**Direction**:
Quote the listing below in full and exactly as written, but omit every picture.

**Supplied entries**:

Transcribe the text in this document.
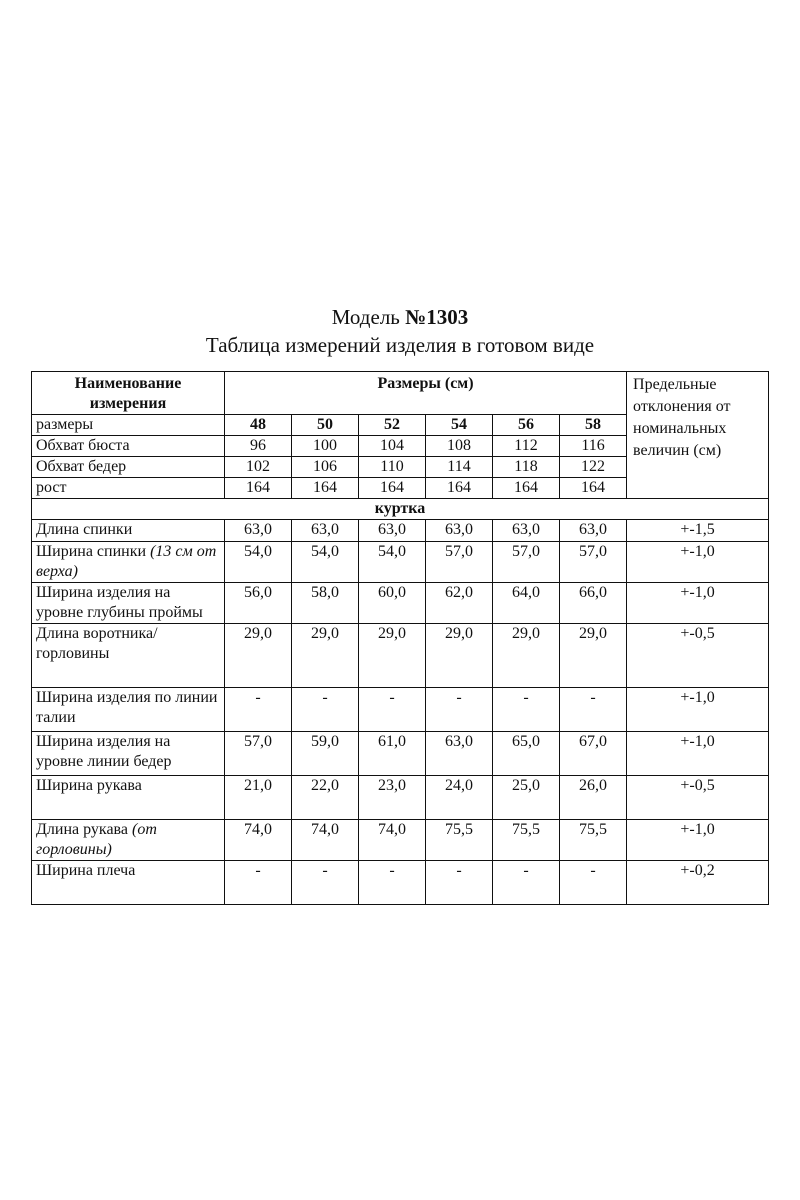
Модель №1303
Таблица измерений изделия в готовом виде
Наименование измерения	Размеры (см)						Предельные отклонения от номинальных величин (см)
размеры	48	50	52	54	56	58	
Обхват бюста	96	100	104	108	112	116	
Обхват бедер	102	106	110	114	118	122	
рост	164	164	164	164	164	164	
куртка							
Длина спинки	63,0	63,0	63,0	63,0	63,0	63,0	+-1,5
Ширина спинки (13 см от верха)	54,0	54,0	54,0	57,0	57,0	57,0	+-1,0
Ширина изделия на уровне глубины проймы	56,0	58,0	60,0	62,0	64,0	66,0	+-1,0
Длина воротника/горловины	29,0	29,0	29,0	29,0	29,0	29,0	+-0,5
Ширина изделия по линии талии	-	-	-	-	-	-	+-1,0
Ширина изделия на уровне линии бедер	57,0	59,0	61,0	63,0	65,0	67,0	+-1,0
Ширина рукава	21,0	22,0	23,0	24,0	25,0	26,0	+-0,5
Длина рукава (от горловины)	74,0	74,0	74,0	75,5	75,5	75,5	+-1,0
Ширина плеча	-	-	-	-	-	-	+-0,2
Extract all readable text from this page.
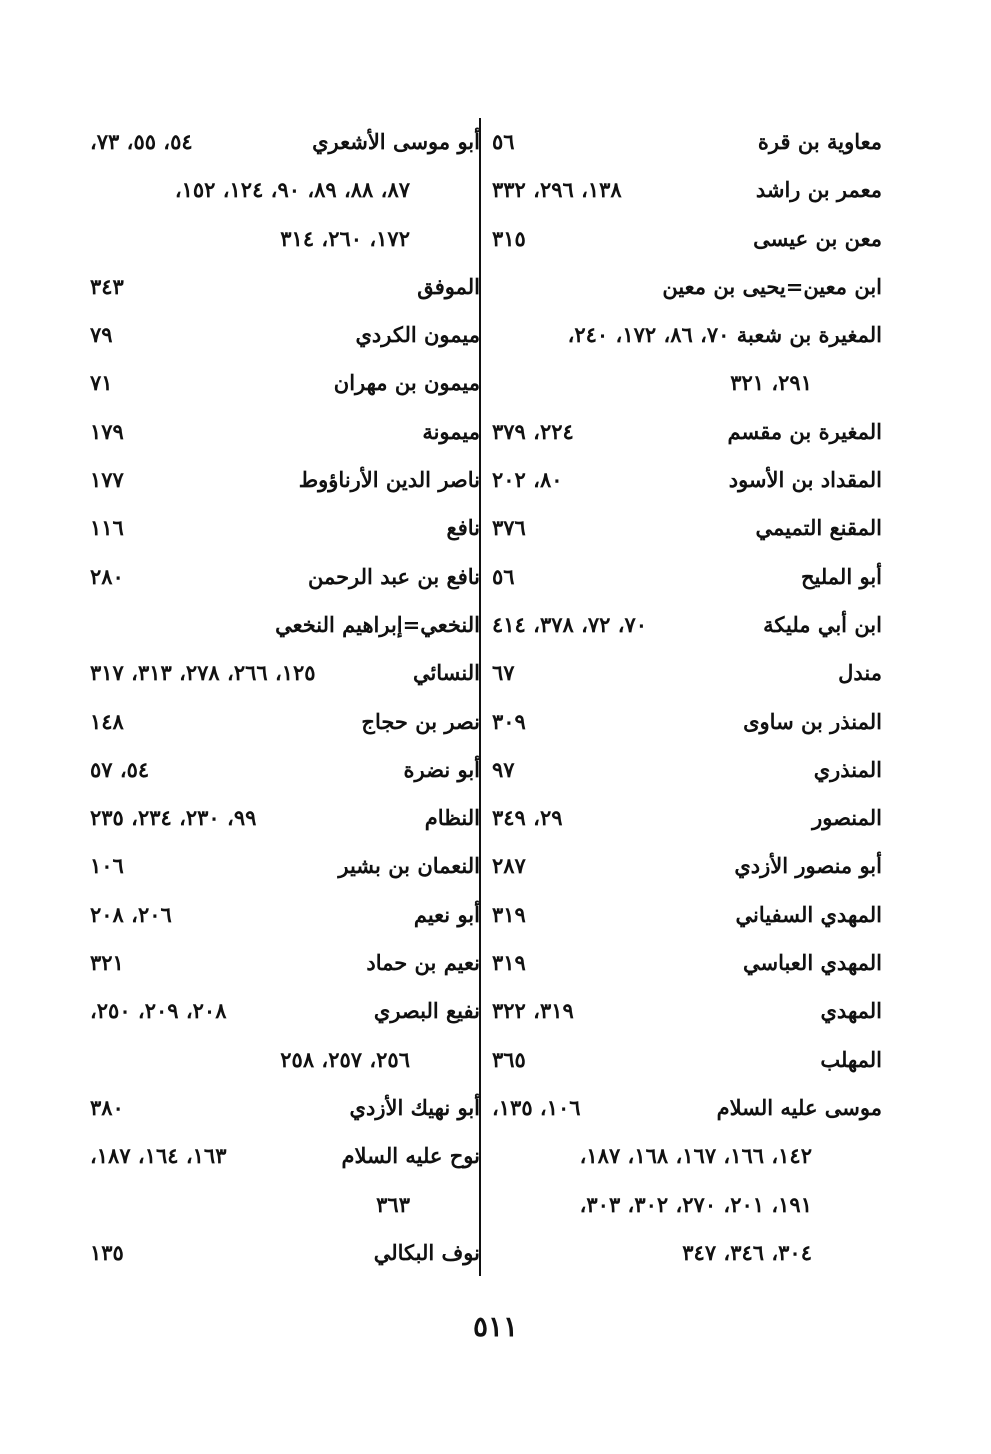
معاوية بن قرة
٥٦
معمر بن راشد
١٣٨، ٢٩٦، ٣٣٢
معن بن عيسى
٣١٥
ابن معين=يحيى بن معين
المغيرة بن شعبة ٧٠، ٨٦، ١٧٢، ٢٤٠،
٢٩١، ٣٢١
المغيرة بن مقسم
٢٢٤، ٣٧٩
المقداد بن الأسود
٨٠، ٢٠٢
المقنع التميمي
٣٧٦
أبو المليح
٥٦
ابن أبي مليكة
٧٠، ٧٢، ٣٧٨، ٤١٤
مندل
٦٧
المنذر بن ساوى
٣٠٩
المنذري
٩٧
المنصور
٢٩، ٣٤٩
أبو منصور الأزدي
٢٨٧
المهدي السفياني
٣١٩
المهدي العباسي
٣١٩
المهدي
٣١٩، ٣٢٢
المهلب
٣٦٥
موسى عليه السلام
١٠٦، ١٣٥،
١٤٢، ١٦٦، ١٦٧، ١٦٨، ١٨٧،
١٩١، ٢٠١، ٢٧٠، ٣٠٢، ٣٠٣،
٣٠٤، ٣٤٦، ٣٤٧
أبو موسى الأشعري
٥٤، ٥٥، ٧٣،
٨٧، ٨٨، ٨٩، ٩٠، ١٢٤، ١٥٢،
١٧٢، ٢٦٠، ٣١٤
الموفق
٣٤٣
ميمون الكردي
٧٩
ميمون بن مهران
٧١
ميمونة
١٧٩
ناصر الدين الأرناؤوط
١٧٧
نافع
١١٦
نافع بن عبد الرحمن
٢٨٠
النخعي=إبراهيم النخعي
النسائي
١٢٥، ٢٦٦، ٢٧٨، ٣١٣، ٣١٧
نصر بن حجاج
١٤٨
أبو نضرة
٥٤، ٥٧
النظام
٩٩، ٢٣٠، ٢٣٤، ٢٣٥
النعمان بن بشير
١٠٦
أبو نعيم
٢٠٦، ٢٠٨
نعيم بن حماد
٣٢١
نفيع البصري
٢٠٨، ٢٠٩، ٢٥٠،
٢٥٦، ٢٥٧، ٢٥٨
أبو نهيك الأزدي
٣٨٠
نوح عليه السلام
١٦٣، ١٦٤، ١٨٧،
٣٦٣
نوف البكالي
١٣٥
٥١١
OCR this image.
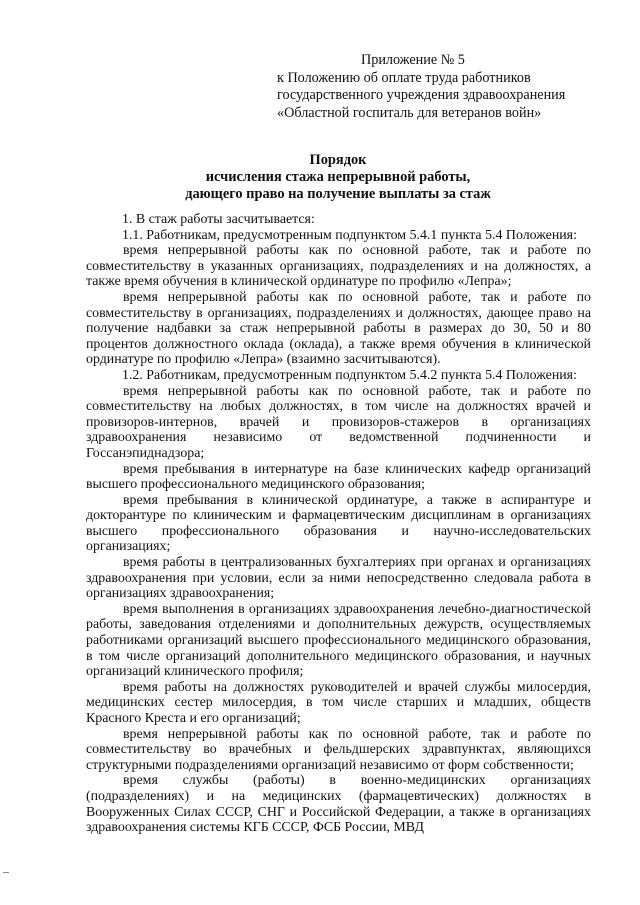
Приложение № 5
к Положению об оплате труда работников
государственного учреждения здравоохранения
«Областной госпиталь для ветеранов войн»
Порядок
исчисления стажа непрерывной работы,
дающего право на получение выплаты за стаж

1. В стаж работы засчитывается:

1.1. Работникам, предусмотренным подпунктом 5.4.1 пункта 5.4 Положения:

время непрерывной работы как по основной работе, так и работе по совместительству в указанных организациях, подразделениях и на должностях, а также время обучения в клинической ординатуре по профилю «Лепра»;

время непрерывной работы как по основной работе, так и работе по совместительству в организациях, подразделениях и должностях, дающее право на получение надбавки за стаж непрерывной работы в размерах до 30, 50 и 80 процентов должностного оклада (оклада), а также время обучения в клинической ординатуре по профилю «Лепра» (взаимно засчитываются).

1.2. Работникам, предусмотренным подпунктом 5.4.2 пункта 5.4 Положения:

время непрерывной работы как по основной работе, так и работе по совместительству на любых должностях, в том числе на должностях врачей и провизоров-интернов, врачей и провизоров-стажеров в организациях здравоохранения независимо от ведомственной подчиненности и Госсанэпиднадзора;

время пребывания в интернатуре на базе клинических кафедр организаций высшего профессионального медицинского образования;

время пребывания в клинической ординатуре, а также в аспирантуре и докторантуре по клиническим и фармацевтическим дисциплинам в организациях высшего профессионального образования и научно-исследовательских организациях;

время работы в централизованных бухгалтериях при органах и организациях здравоохранения при условии, если за ними непосредственно следовала работа в организациях здравоохранения;

время выполнения в организациях здравоохранения лечебно-диагностической работы, заведования отделениями и дополнительных дежурств, осуществляемых работниками организаций высшего профессионального медицинского образования, в том числе организаций дополнительного медицинского образования, и научных организаций клинического профиля;

время работы на должностях руководителей и врачей службы милосердия, медицинских сестер милосердия, в том числе старших и младших, обществ Красного Креста и его организаций;

время непрерывной работы как по основной работе, так и работе по совместительству во врачебных и фельдшерских здравпунктах, являющихся структурными подразделениями организаций независимо от форм собственности;

время службы (работы) в военно-медицинских организациях (подразделениях) и на медицинских (фармацевтических) должностях в Вооруженных Силах СССР, СНГ и Российской Федерации, а также в организациях здравоохранения системы КГБ СССР, ФСБ России, МВД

**Response below**:
Transcribe the text in this document.
Модель №1303
Таблица измерений изделия в готовом виде
Наименование измерения	Размеры (см)						Предельные отклонения от номинальных величин (см)
размеры	48	50	52	54	56	58	
Обхват бюста	96	100	104	108	112	116	
Обхват бедер	102	106	110	114	118	122	
рост	164	164	164	164	164	164	
куртка							
Длина спинки	63,0	63,0	63,0	63,0	63,0	63,0	+-1,5
Ширина спинки (13 см от верха)	54,0	54,0	54,0	57,0	57,0	57,0	+-1,0
Ширина изделия на уровне глубины проймы	56,0	58,0	60,0	62,0	64,0	66,0	+-1,0
Длина воротника/горловины	29,0	29,0	29,0	29,0	29,0	29,0	+-0,5
Ширина изделия по линии талии	-	-	-	-	-	-	+-1,0
Ширина изделия на уровне линии бедер	57,0	59,0	61,0	63,0	65,0	67,0	+-1,0
Ширина рукава	21,0	22,0	23,0	24,0	25,0	26,0	+-0,5
Длина рукава (от горловины)	74,0	74,0	74,0	75,5	75,5	75,5	+-1,0
Ширина плеча	-	-	-	-	-	-	+-0,2
Extract all readable text from this page.
معاوية بن قرة
٥٦
معمر بن راشد
١٣٨، ٢٩٦، ٣٣٢
معن بن عيسى
٣١٥
ابن معين=يحيى بن معين
المغيرة بن شعبة ٧٠، ٨٦، ١٧٢، ٢٤٠،
٢٩١، ٣٢١
المغيرة بن مقسم
٢٢٤، ٣٧٩
المقداد بن الأسود
٨٠، ٢٠٢
المقنع التميمي
٣٧٦
أبو المليح
٥٦
ابن أبي مليكة
٧٠، ٧٢، ٣٧٨، ٤١٤
مندل
٦٧
المنذر بن ساوى
٣٠٩
المنذري
٩٧
المنصور
٢٩، ٣٤٩
أبو منصور الأزدي
٢٨٧
المهدي السفياني
٣١٩
المهدي العباسي
٣١٩
المهدي
٣١٩، ٣٢٢
المهلب
٣٦٥
موسى عليه السلام
١٠٦، ١٣٥،
١٤٢، ١٦٦، ١٦٧، ١٦٨، ١٨٧،
١٩١، ٢٠١، ٢٧٠، ٣٠٢، ٣٠٣،
٣٠٤، ٣٤٦، ٣٤٧
أبو موسى الأشعري
٥٤، ٥٥، ٧٣،
٨٧، ٨٨، ٨٩، ٩٠، ١٢٤، ١٥٢،
١٧٢، ٢٦٠، ٣١٤
الموفق
٣٤٣
ميمون الكردي
٧٩
ميمون بن مهران
٧١
ميمونة
١٧٩
ناصر الدين الأرناؤوط
١٧٧
نافع
١١٦
نافع بن عبد الرحمن
٢٨٠
النخعي=إبراهيم النخعي
النسائي
١٢٥، ٢٦٦، ٢٧٨، ٣١٣، ٣١٧
نصر بن حجاج
١٤٨
أبو نضرة
٥٤، ٥٧
النظام
٩٩، ٢٣٠، ٢٣٤، ٢٣٥
النعمان بن بشير
١٠٦
أبو نعيم
٢٠٦، ٢٠٨
نعيم بن حماد
٣٢١
نفيع البصري
٢٠٨، ٢٠٩، ٢٥٠،
٢٥٦، ٢٥٧، ٢٥٨
أبو نهيك الأزدي
٣٨٠
نوح عليه السلام
١٦٣، ١٦٤، ١٨٧،
٣٦٣
نوف البكالي
١٣٥
٥١١
OCR this image.
Приложение № 5
к Положению об оплате труда работников
государственного учреждения здравоохранения
«Областной госпиталь для ветеранов войн»
Порядок
исчисления стажа непрерывной работы,
дающего право на получение выплаты за стаж

1. В стаж работы засчитывается:

1.1. Работникам, предусмотренным подпунктом 5.4.1 пункта 5.4 Положения:

время непрерывной работы как по основной работе, так и работе по совместительству в указанных организациях, подразделениях и на должностях, а также время обучения в клинической ординатуре по профилю «Лепра»;

время непрерывной работы как по основной работе, так и работе по совместительству в организациях, подразделениях и должностях, дающее право на получение надбавки за стаж непрерывной работы в размерах до 30, 50 и 80 процентов должностного оклада (оклада), а также время обучения в клинической ординатуре по профилю «Лепра» (взаимно засчитываются).

1.2. Работникам, предусмотренным подпунктом 5.4.2 пункта 5.4 Положения:

время непрерывной работы как по основной работе, так и работе по совместительству на любых должностях, в том числе на должностях врачей и провизоров-интернов, врачей и провизоров-стажеров в организациях здравоохранения независимо от ведомственной подчиненности и Госсанэпиднадзора;

время пребывания в интернатуре на базе клинических кафедр организаций высшего профессионального медицинского образования;

время пребывания в клинической ординатуре, а также в аспирантуре и докторантуре по клиническим и фармацевтическим дисциплинам в организациях высшего профессионального образования и научно-исследовательских организациях;

время работы в централизованных бухгалтериях при органах и организациях здравоохранения при условии, если за ними непосредственно следовала работа в организациях здравоохранения;

время выполнения в организациях здравоохранения лечебно-диагностической работы, заведования отделениями и дополнительных дежурств, осуществляемых работниками организаций высшего профессионального медицинского образования, в том числе организаций дополнительного медицинского образования, и научных организаций клинического профиля;

время работы на должностях руководителей и врачей службы милосердия, медицинских сестер милосердия, в том числе старших и младших, обществ Красного Креста и его организаций;

время непрерывной работы как по основной работе, так и работе по совместительству во врачебных и фельдшерских здравпунктах, являющихся структурными подразделениями организаций независимо от форм собственности;

время службы (работы) в военно-медицинских организациях (подразделениях) и на медицинских (фармацевтических) должностях в Вооруженных Силах СССР, СНГ и Российской Федерации, а также в организациях здравоохранения системы КГБ СССР, ФСБ России, МВД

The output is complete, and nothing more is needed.